### CHALLENGE
Tell how many lines contain the word "未按规定起床人次". Reply with the number only.

### DATA IN THIS EXERCISE
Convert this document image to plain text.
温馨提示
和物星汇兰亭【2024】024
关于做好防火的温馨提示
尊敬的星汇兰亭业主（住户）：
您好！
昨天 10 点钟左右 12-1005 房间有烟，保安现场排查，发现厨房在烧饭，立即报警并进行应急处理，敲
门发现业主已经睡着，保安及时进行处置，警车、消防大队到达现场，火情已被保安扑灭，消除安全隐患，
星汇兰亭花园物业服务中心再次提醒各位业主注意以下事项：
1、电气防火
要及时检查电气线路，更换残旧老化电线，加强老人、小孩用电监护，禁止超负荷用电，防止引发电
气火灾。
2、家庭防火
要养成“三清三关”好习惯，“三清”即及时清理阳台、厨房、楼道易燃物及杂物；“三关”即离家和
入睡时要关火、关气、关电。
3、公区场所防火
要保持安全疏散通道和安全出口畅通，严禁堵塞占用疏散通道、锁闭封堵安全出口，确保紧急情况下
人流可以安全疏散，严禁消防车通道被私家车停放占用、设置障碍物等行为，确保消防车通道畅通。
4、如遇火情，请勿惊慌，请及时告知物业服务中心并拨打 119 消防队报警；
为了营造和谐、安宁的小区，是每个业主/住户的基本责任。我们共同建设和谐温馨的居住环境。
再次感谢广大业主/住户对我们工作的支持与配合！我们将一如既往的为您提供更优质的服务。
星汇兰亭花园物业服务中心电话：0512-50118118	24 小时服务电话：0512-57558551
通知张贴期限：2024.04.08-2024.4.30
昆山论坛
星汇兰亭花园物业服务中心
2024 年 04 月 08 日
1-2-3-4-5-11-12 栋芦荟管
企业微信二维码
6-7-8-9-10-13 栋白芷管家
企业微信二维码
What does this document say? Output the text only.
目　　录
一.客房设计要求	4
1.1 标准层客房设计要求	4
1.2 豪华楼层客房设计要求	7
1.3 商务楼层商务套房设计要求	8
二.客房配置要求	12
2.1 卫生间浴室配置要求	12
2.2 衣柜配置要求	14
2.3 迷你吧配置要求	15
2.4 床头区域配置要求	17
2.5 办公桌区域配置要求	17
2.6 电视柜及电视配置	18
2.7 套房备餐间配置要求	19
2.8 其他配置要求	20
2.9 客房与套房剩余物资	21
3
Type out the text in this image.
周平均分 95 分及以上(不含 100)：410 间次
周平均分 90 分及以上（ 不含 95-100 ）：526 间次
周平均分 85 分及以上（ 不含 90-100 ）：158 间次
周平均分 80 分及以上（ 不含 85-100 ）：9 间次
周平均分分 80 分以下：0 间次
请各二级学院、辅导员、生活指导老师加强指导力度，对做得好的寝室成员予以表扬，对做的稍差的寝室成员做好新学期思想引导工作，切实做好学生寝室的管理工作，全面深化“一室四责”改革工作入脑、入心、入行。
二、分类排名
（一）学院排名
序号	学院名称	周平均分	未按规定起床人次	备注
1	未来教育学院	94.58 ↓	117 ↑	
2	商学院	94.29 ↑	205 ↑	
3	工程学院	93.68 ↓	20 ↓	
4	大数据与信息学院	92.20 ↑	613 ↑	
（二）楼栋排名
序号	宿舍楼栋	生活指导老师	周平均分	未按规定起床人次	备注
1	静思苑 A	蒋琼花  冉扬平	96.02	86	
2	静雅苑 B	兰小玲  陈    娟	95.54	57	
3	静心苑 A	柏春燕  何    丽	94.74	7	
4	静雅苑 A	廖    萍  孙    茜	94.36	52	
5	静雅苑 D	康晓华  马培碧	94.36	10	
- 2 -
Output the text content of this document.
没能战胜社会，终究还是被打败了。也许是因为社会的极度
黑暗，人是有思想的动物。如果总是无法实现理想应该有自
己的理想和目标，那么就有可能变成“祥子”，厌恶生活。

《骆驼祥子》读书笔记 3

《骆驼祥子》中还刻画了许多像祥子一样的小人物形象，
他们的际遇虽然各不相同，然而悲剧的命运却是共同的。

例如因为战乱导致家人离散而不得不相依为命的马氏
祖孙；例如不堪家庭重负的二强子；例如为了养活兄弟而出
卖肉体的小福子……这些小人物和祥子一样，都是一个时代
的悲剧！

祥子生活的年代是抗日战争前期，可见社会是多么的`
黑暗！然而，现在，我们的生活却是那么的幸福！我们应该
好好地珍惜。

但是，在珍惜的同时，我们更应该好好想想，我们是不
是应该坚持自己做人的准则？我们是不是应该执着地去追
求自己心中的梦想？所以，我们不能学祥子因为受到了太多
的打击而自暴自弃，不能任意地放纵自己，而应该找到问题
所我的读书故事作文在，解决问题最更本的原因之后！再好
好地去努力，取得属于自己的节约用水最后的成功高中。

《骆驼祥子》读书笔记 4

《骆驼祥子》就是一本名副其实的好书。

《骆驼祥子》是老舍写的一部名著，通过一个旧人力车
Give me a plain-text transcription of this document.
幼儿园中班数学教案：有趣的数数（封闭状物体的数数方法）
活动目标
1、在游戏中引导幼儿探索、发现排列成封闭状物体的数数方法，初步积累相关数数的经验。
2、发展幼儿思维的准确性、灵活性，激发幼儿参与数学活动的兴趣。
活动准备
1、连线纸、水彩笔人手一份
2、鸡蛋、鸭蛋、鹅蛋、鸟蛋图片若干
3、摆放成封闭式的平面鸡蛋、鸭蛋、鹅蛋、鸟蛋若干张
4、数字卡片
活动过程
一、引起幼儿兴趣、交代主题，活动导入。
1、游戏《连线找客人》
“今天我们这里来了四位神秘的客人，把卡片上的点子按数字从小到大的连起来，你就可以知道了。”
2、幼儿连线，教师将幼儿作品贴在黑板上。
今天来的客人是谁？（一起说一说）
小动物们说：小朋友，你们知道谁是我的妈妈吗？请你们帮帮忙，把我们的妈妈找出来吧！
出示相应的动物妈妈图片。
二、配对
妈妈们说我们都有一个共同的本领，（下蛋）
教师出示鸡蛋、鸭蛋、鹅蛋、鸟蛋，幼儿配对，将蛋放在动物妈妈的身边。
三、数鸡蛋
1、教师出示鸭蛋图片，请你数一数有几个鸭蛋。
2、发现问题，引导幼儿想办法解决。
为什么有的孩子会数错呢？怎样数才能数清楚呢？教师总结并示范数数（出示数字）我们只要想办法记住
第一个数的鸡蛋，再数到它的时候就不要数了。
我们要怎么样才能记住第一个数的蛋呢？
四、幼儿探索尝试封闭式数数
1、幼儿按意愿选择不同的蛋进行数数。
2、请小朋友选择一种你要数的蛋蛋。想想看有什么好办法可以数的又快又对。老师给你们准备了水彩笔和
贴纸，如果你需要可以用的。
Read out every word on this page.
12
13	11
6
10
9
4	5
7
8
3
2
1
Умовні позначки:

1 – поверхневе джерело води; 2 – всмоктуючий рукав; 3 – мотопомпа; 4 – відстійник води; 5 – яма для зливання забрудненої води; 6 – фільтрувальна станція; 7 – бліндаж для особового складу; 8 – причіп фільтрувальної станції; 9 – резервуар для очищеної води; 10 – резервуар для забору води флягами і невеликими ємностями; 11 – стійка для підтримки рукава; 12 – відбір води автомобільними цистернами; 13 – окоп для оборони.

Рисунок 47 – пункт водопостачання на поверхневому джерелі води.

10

### EXERCISE ANSWER
2